Description of the task:
Output the lines that follow exactly as they are.

Items:
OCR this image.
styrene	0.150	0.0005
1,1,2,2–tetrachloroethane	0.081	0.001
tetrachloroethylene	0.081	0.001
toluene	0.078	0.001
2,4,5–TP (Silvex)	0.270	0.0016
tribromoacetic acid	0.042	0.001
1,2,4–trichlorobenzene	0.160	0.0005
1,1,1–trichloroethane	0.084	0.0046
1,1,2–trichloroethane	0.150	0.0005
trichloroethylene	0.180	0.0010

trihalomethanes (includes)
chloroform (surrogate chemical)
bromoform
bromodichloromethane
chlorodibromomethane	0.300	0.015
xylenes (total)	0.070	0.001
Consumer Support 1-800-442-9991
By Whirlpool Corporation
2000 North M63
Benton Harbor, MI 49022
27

Answer to the problem:
OCR this image.
styrene	0.150	0.0005
1,1,2,2–tetrachloroethane	0.081	0.001
tetrachloroethylene	0.081	0.001
toluene	0.078	0.001
2,4,5–TP (Silvex)	0.270	0.0016
tribromoacetic acid	0.042	0.001
1,2,4–trichlorobenzene	0.160	0.0005
1,1,1–trichloroethane	0.084	0.0046
1,1,2–trichloroethane	0.150	0.0005
trichloroethylene	0.180	0.0010

trihalomethanes (includes)
chloroform (surrogate chemical)
bromoform
bromodichloromethane
chlorodibromomethane	0.300	0.015
xylenes (total)	0.070	0.001
Consumer Support 1-800-442-9991
By Whirlpool Corporation
2000 North M63
Benton Harbor, MI 49022
27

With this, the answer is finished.